◆ Records for the exercise
***
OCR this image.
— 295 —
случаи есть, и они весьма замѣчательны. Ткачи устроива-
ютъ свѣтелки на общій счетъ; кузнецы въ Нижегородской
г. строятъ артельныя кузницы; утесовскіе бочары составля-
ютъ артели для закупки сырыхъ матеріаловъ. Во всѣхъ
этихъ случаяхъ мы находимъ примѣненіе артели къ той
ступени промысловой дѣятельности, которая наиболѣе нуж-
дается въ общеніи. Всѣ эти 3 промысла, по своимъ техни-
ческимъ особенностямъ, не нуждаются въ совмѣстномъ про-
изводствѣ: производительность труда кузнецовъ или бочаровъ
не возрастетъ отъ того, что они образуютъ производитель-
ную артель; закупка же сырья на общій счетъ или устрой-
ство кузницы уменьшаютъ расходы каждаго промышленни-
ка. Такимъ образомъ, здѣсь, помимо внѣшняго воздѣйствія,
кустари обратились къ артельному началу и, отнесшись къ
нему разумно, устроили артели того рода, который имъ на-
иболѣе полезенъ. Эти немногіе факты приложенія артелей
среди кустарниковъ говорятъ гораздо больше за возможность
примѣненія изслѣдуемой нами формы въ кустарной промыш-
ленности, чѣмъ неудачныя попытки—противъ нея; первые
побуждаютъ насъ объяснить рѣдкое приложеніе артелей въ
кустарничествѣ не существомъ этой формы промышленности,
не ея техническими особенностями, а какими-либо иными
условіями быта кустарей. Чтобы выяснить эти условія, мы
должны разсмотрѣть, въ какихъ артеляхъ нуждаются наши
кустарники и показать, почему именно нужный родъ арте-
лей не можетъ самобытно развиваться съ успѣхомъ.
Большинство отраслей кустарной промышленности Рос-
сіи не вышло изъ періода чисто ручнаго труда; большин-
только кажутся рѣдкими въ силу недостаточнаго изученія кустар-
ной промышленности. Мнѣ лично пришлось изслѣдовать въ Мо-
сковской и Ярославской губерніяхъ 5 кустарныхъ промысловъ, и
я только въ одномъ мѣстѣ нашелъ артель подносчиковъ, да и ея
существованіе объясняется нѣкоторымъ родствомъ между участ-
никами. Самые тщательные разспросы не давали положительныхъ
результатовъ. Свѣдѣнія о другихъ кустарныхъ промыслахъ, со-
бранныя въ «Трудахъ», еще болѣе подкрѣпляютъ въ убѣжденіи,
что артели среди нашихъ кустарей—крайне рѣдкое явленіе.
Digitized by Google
***
◆ Goal
Transcribe the material above in its entirety. Match it exactly.

◆ The result
OCR this image.
— 295 —
случаи есть, и они весьма замѣчательны. Ткачи устроива-
ютъ свѣтелки на общій счетъ; кузнецы въ Нижегородской
г. строятъ артельныя кузницы; утесовскіе бочары составля-
ютъ артели для закупки сырыхъ матеріаловъ. Во всѣхъ
этихъ случаяхъ мы находимъ примѣненіе артели къ той
ступени промысловой дѣятельности, которая наиболѣе нуж-
дается въ общеніи. Всѣ эти 3 промысла, по своимъ техни-
ческимъ особенностямъ, не нуждаются въ совмѣстномъ про-
изводствѣ: производительность труда кузнецовъ или бочаровъ
не возрастетъ отъ того, что они образуютъ производитель-
ную артель; закупка же сырья на общій счетъ или устрой-
ство кузницы уменьшаютъ расходы каждаго промышленни-
ка. Такимъ образомъ, здѣсь, помимо внѣшняго воздѣйствія,
кустари обратились къ артельному началу и, отнесшись къ
нему разумно, устроили артели того рода, который имъ на-
иболѣе полезенъ. Эти немногіе факты приложенія артелей
среди кустарниковъ говорятъ гораздо больше за возможность
примѣненія изслѣдуемой нами формы въ кустарной промыш-
ленности, чѣмъ неудачныя попытки—противъ нея; первые
побуждаютъ насъ объяснить рѣдкое приложеніе артелей въ
кустарничествѣ не существомъ этой формы промышленности,
не ея техническими особенностями, а какими-либо иными
условіями быта кустарей. Чтобы выяснить эти условія, мы
должны разсмотрѣть, въ какихъ артеляхъ нуждаются наши
кустарники и показать, почему именно нужный родъ арте-
лей не можетъ самобытно развиваться съ успѣхомъ.
Большинство отраслей кустарной промышленности Рос-
сіи не вышло изъ періода чисто ручнаго труда; большин-
только кажутся рѣдкими въ силу недостаточнаго изученія кустар-
ной промышленности. Мнѣ лично пришлось изслѣдовать въ Мо-
сковской и Ярославской губерніяхъ 5 кустарныхъ промысловъ, и
я только въ одномъ мѣстѣ нашелъ артель подносчиковъ, да и ея
существованіе объясняется нѣкоторымъ родствомъ между участ-
никами. Самые тщательные разспросы не давали положительныхъ
результатовъ. Свѣдѣнія о другихъ кустарныхъ промыслахъ, со-
бранныя въ «Трудахъ», еще болѣе подкрѣпляютъ въ убѣжденіи,
что артели среди нашихъ кустарей—крайне рѣдкое явленіе.
Digitized by Google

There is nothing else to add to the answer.